[start Given data]
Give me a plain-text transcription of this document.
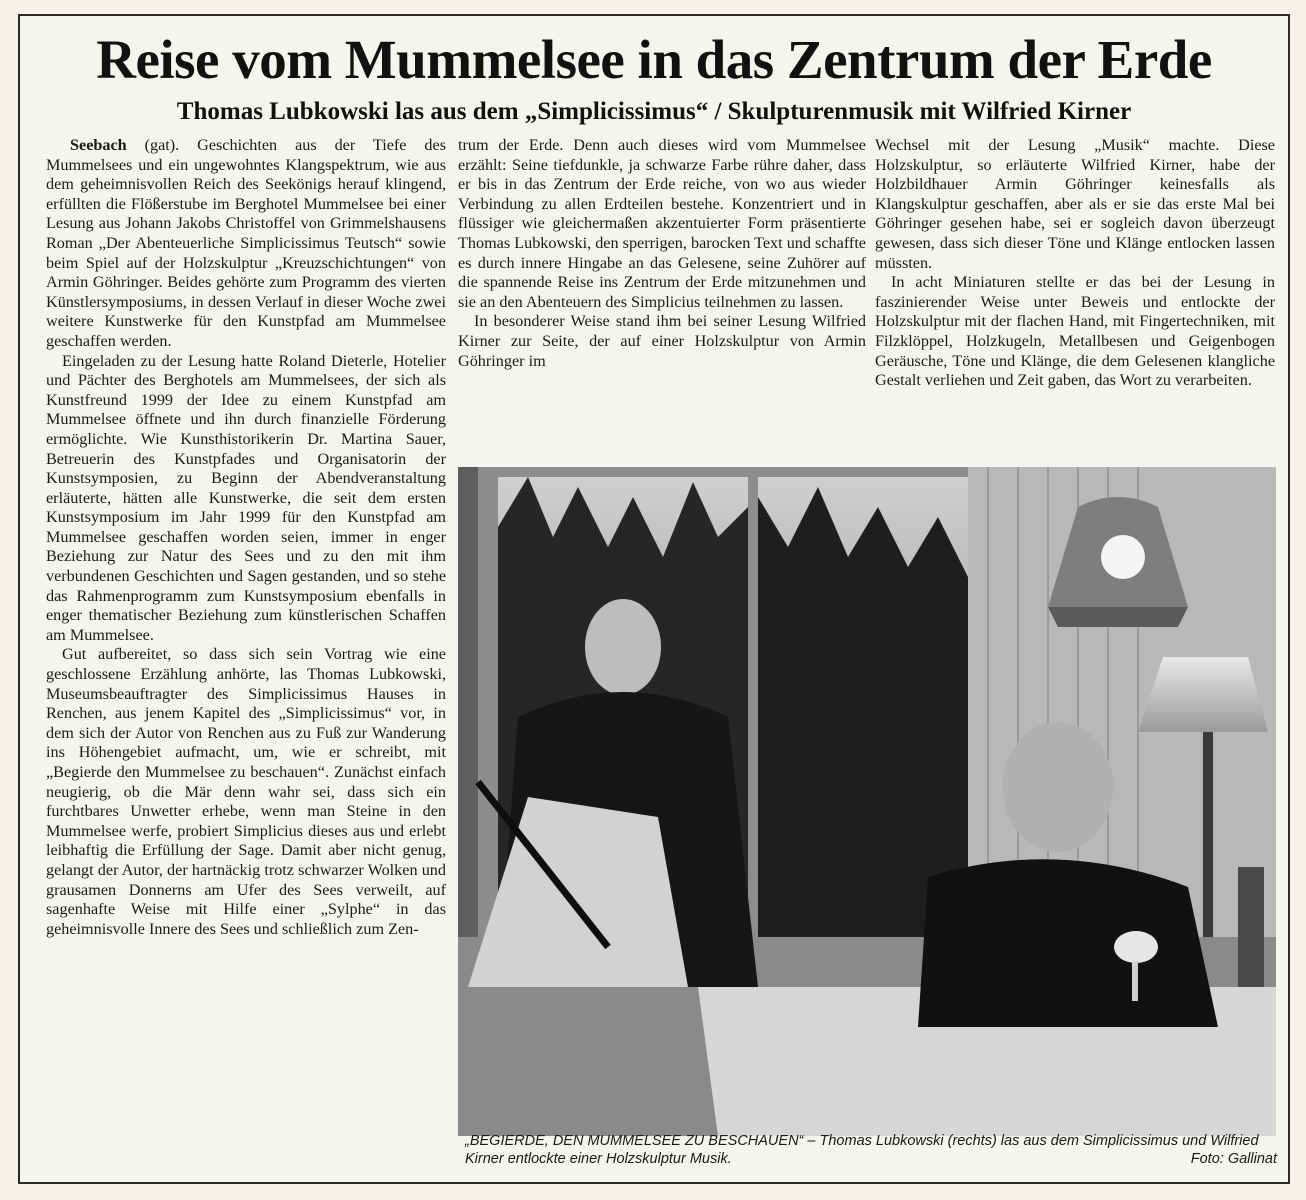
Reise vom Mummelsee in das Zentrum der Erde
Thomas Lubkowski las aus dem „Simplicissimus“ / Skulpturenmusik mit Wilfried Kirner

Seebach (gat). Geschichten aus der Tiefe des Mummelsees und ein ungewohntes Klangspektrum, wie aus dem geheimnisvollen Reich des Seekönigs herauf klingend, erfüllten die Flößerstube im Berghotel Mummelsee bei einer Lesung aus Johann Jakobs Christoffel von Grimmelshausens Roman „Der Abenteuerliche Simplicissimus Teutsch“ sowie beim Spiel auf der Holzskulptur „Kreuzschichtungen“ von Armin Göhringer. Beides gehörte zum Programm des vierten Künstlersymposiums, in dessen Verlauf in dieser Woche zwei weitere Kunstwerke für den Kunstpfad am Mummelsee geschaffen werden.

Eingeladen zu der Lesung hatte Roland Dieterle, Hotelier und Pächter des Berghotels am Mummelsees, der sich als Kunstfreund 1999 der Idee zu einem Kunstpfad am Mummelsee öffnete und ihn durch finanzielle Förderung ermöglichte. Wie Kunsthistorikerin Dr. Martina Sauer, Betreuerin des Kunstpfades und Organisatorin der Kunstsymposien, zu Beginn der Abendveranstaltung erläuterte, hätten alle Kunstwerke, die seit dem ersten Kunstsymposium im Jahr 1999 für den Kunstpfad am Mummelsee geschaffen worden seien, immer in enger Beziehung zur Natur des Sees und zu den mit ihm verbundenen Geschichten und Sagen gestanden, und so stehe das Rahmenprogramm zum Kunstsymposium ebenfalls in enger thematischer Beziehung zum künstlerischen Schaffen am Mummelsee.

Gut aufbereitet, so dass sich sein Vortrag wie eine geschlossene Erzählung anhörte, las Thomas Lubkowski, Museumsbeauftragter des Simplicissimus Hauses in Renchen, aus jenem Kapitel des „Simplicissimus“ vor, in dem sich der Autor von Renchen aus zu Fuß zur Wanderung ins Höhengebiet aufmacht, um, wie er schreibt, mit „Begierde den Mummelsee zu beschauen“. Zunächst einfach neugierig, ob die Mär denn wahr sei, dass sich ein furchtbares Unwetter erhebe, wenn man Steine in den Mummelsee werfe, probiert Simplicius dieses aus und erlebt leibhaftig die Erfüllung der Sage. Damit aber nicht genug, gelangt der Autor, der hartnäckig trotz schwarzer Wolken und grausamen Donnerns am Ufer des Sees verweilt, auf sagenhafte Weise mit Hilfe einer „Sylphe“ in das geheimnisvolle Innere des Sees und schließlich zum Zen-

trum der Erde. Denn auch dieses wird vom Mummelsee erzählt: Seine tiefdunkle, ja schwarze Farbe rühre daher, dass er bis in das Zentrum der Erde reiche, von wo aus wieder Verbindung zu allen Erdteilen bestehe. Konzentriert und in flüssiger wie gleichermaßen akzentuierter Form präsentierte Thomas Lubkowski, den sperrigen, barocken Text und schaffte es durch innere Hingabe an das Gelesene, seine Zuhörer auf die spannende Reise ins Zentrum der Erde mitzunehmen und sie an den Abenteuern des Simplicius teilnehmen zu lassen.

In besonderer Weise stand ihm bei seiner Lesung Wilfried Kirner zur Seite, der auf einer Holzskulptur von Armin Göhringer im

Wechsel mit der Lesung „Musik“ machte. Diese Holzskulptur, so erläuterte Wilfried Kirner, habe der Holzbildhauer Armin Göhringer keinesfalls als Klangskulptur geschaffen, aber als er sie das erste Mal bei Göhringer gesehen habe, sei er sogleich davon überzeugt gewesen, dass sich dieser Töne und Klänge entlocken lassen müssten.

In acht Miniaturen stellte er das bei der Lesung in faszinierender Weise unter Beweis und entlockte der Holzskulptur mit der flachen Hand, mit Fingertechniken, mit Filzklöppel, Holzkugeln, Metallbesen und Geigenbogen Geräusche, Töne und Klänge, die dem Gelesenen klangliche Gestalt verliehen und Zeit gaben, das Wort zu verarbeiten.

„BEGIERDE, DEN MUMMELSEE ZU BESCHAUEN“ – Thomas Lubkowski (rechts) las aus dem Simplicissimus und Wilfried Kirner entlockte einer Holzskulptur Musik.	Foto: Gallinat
[end Given data]
Every record above should come back exactly, but without its pictures.

Give me a plain-text transcription of this document.
Reise vom Mummelsee in das Zentrum der Erde
Thomas Lubkowski las aus dem „Simplicissimus“ / Skulpturenmusik mit Wilfried Kirner

Seebach (gat). Geschichten aus der Tiefe des Mummelsees und ein ungewohntes Klangspektrum, wie aus dem geheimnisvollen Reich des Seekönigs herauf klingend, erfüllten die Flößerstube im Berghotel Mummelsee bei einer Lesung aus Johann Jakobs Christoffel von Grimmelshausens Roman „Der Abenteuerliche Simplicissimus Teutsch“ sowie beim Spiel auf der Holzskulptur „Kreuzschichtungen“ von Armin Göhringer. Beides gehörte zum Programm des vierten Künstlersymposiums, in dessen Verlauf in dieser Woche zwei weitere Kunstwerke für den Kunstpfad am Mummelsee geschaffen werden.

Eingeladen zu der Lesung hatte Roland Dieterle, Hotelier und Pächter des Berghotels am Mummelsees, der sich als Kunstfreund 1999 der Idee zu einem Kunstpfad am Mummelsee öffnete und ihn durch finanzielle Förderung ermöglichte. Wie Kunsthistorikerin Dr. Martina Sauer, Betreuerin des Kunstpfades und Organisatorin der Kunstsymposien, zu Beginn der Abendveranstaltung erläuterte, hätten alle Kunstwerke, die seit dem ersten Kunstsymposium im Jahr 1999 für den Kunstpfad am Mummelsee geschaffen worden seien, immer in enger Beziehung zur Natur des Sees und zu den mit ihm verbundenen Geschichten und Sagen gestanden, und so stehe das Rahmenprogramm zum Kunstsymposium ebenfalls in enger thematischer Beziehung zum künstlerischen Schaffen am Mummelsee.

Gut aufbereitet, so dass sich sein Vortrag wie eine geschlossene Erzählung anhörte, las Thomas Lubkowski, Museumsbeauftragter des Simplicissimus Hauses in Renchen, aus jenem Kapitel des „Simplicissimus“ vor, in dem sich der Autor von Renchen aus zu Fuß zur Wanderung ins Höhengebiet aufmacht, um, wie er schreibt, mit „Begierde den Mummelsee zu beschauen“. Zunächst einfach neugierig, ob die Mär denn wahr sei, dass sich ein furchtbares Unwetter erhebe, wenn man Steine in den Mummelsee werfe, probiert Simplicius dieses aus und erlebt leibhaftig die Erfüllung der Sage. Damit aber nicht genug, gelangt der Autor, der hartnäckig trotz schwarzer Wolken und grausamen Donnerns am Ufer des Sees verweilt, auf sagenhafte Weise mit Hilfe einer „Sylphe“ in das geheimnisvolle Innere des Sees und schließlich zum Zen-

trum der Erde. Denn auch dieses wird vom Mummelsee erzählt: Seine tiefdunkle, ja schwarze Farbe rühre daher, dass er bis in das Zentrum der Erde reiche, von wo aus wieder Verbindung zu allen Erdteilen bestehe. Konzentriert und in flüssiger wie gleichermaßen akzentuierter Form präsentierte Thomas Lubkowski, den sperrigen, barocken Text und schaffte es durch innere Hingabe an das Gelesene, seine Zuhörer auf die spannende Reise ins Zentrum der Erde mitzunehmen und sie an den Abenteuern des Simplicius teilnehmen zu lassen.

In besonderer Weise stand ihm bei seiner Lesung Wilfried Kirner zur Seite, der auf einer Holzskulptur von Armin Göhringer im

Wechsel mit der Lesung „Musik“ machte. Diese Holzskulptur, so erläuterte Wilfried Kirner, habe der Holzbildhauer Armin Göhringer keinesfalls als Klangskulptur geschaffen, aber als er sie das erste Mal bei Göhringer gesehen habe, sei er sogleich davon überzeugt gewesen, dass sich dieser Töne und Klänge entlocken lassen müssten.

In acht Miniaturen stellte er das bei der Lesung in faszinierender Weise unter Beweis und entlockte der Holzskulptur mit der flachen Hand, mit Fingertechniken, mit Filzklöppel, Holzkugeln, Metallbesen und Geigenbogen Geräusche, Töne und Klänge, die dem Gelesenen klangliche Gestalt verliehen und Zeit gaben, das Wort zu verarbeiten.

„BEGIERDE, DEN MUMMELSEE ZU BESCHAUEN“ – Thomas Lubkowski (rechts) las aus dem Simplicissimus und Wilfried Kirner entlockte einer Holzskulptur Musik.	Foto: Gallinat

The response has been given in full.